↓

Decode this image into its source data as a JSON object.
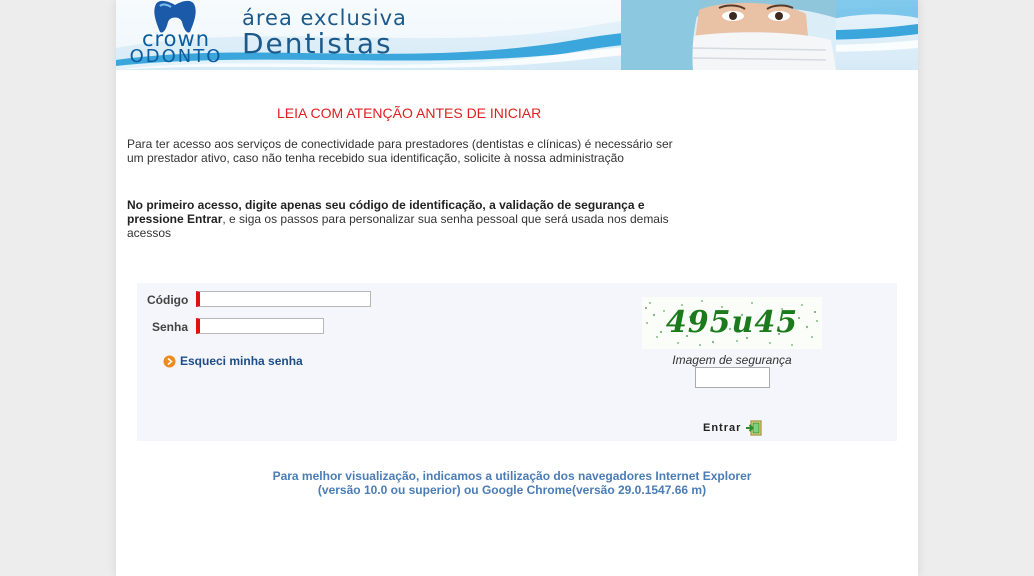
{
  "header": {
    "logo_line1": "crown",
    "logo_line2": "ODONTO",
    "title_line1": "área exclusiva",
    "title_line2": "Dentistas"
  },
  "notice": {
    "title": "LEIA COM ATENÇÃO ANTES DE INICIAR",
    "paragraph1": "Para ter acesso aos serviços de conectividade para prestadores (dentistas e clínicas) é necessário ser um prestador ativo, caso não tenha recebido sua identificação, solicite à nossa administração",
    "paragraph2_bold": "No primeiro acesso, digite apenas seu código de identificação, a validação de segurança e pressione Entrar",
    "paragraph2_rest": ", e siga os passos para personalizar sua senha pessoal que será usada nos demais acessos"
  },
  "login": {
    "code_label": "Código",
    "code_value": "",
    "password_label": "Senha",
    "password_value": "",
    "forgot_label": "Esqueci minha senha",
    "captcha_text": "495u45",
    "captcha_label": "Imagem de segurança",
    "captcha_value": "",
    "enter_label": "Entrar"
  },
  "footer": {
    "browser_note": "Para melhor visualização, indicamos a utilização dos navegadores Internet Explorer (versão 10.0 ou superior) ou Google Chrome(versão 29.0.1547.66 m)"
  },
  "colors": {
    "warning": "#e02020",
    "brand_blue": "#0d5c9e",
    "link_blue": "#1d4d86",
    "note_blue": "#4a7cb5",
    "required_marker": "#e01010"
  }
}
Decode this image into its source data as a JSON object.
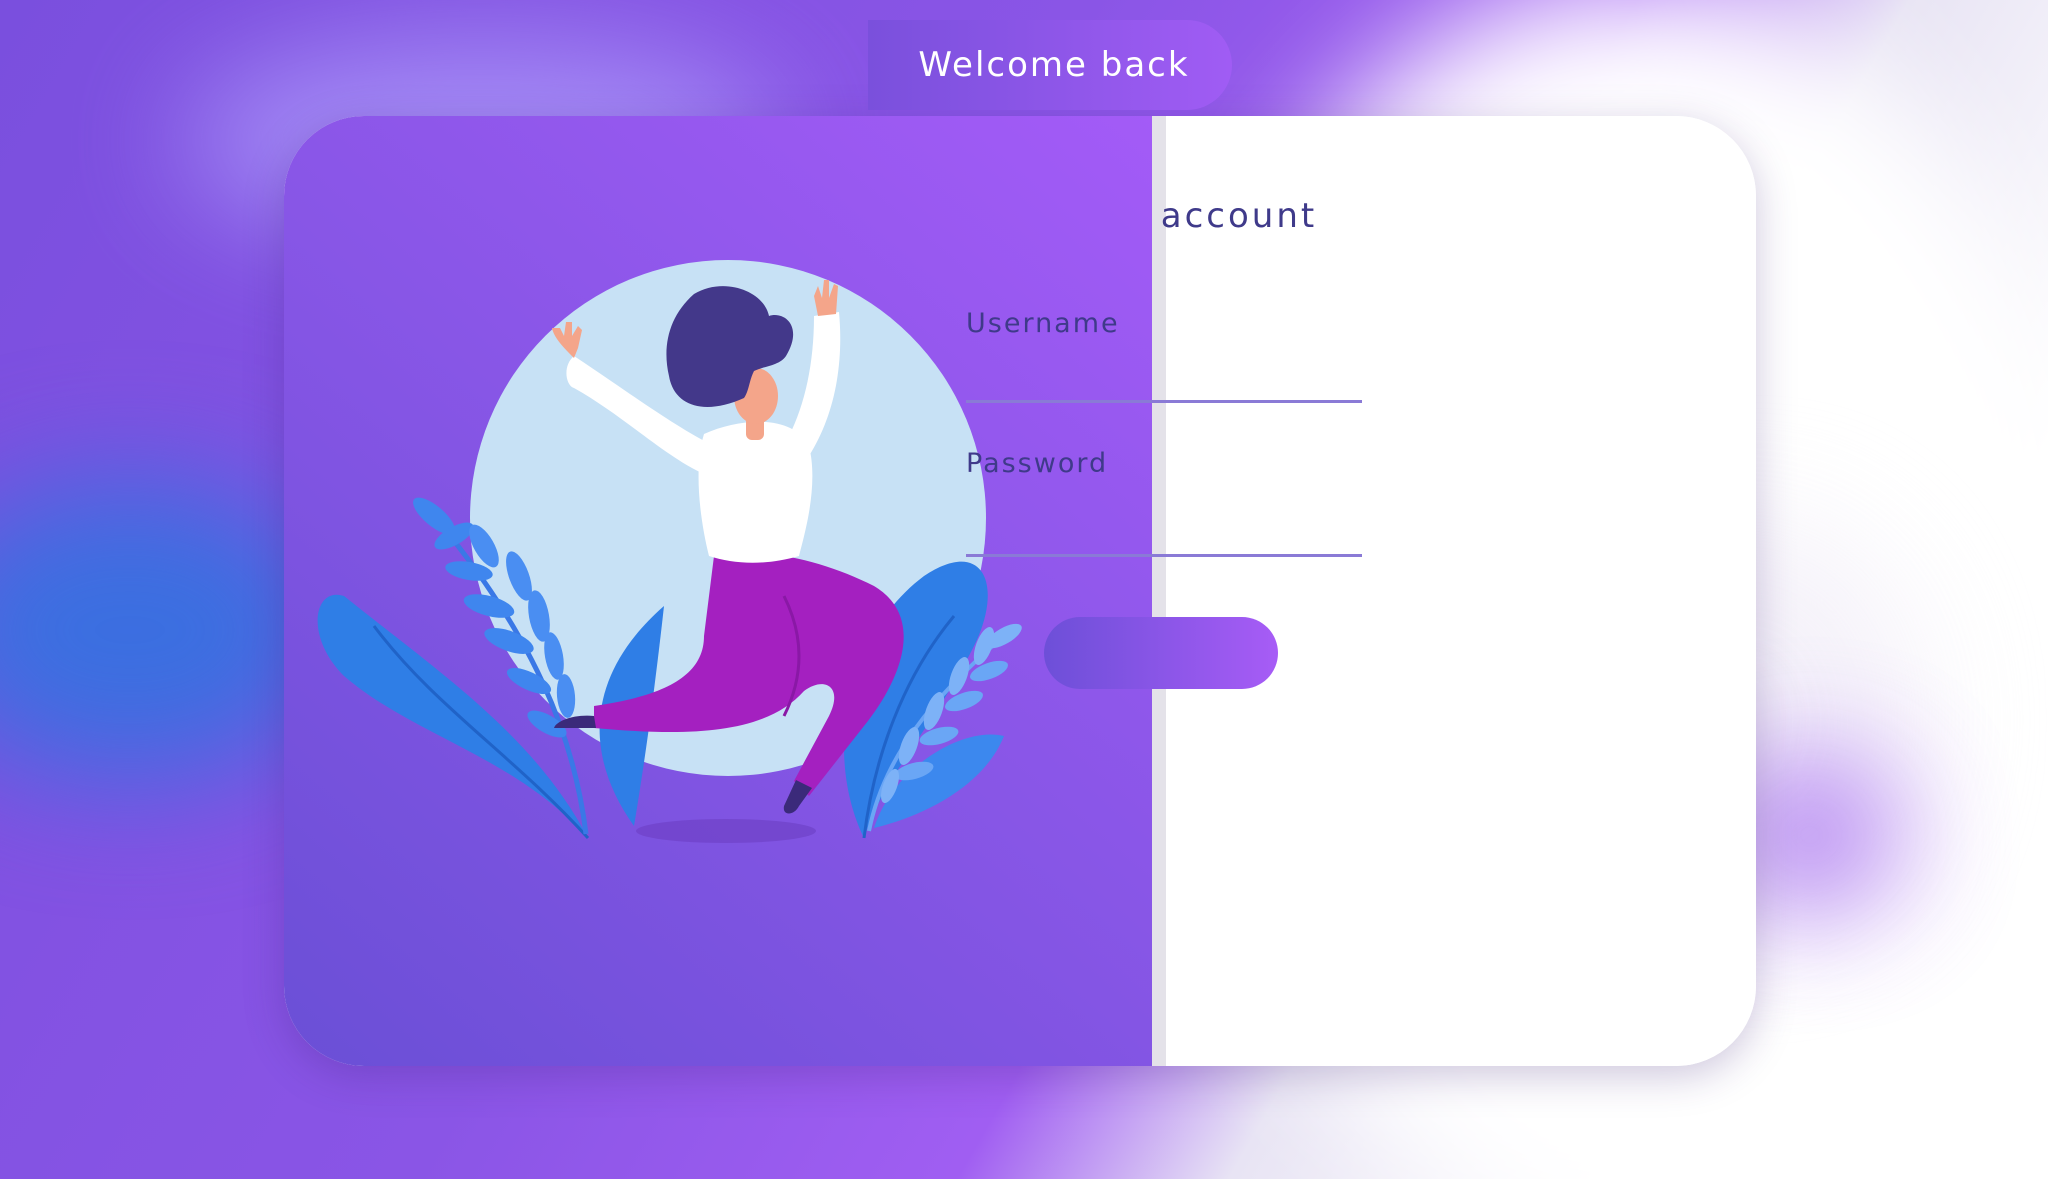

↑

- [Requirement]: Identify each line of the material where the word "identificação" shows up, and copy it.

- [Result]:
    "paragraph1": "Para ter acesso aos serviços de conectividade para prestadores (dentistas e clínicas) é necessário ser um prestador ativo, caso não tenha recebido sua identificação, solicite à nossa administração",
    "paragraph2_bold": "No primeiro acesso, digite apenas seu código de identificação, a validação de segurança e pressione Entrar",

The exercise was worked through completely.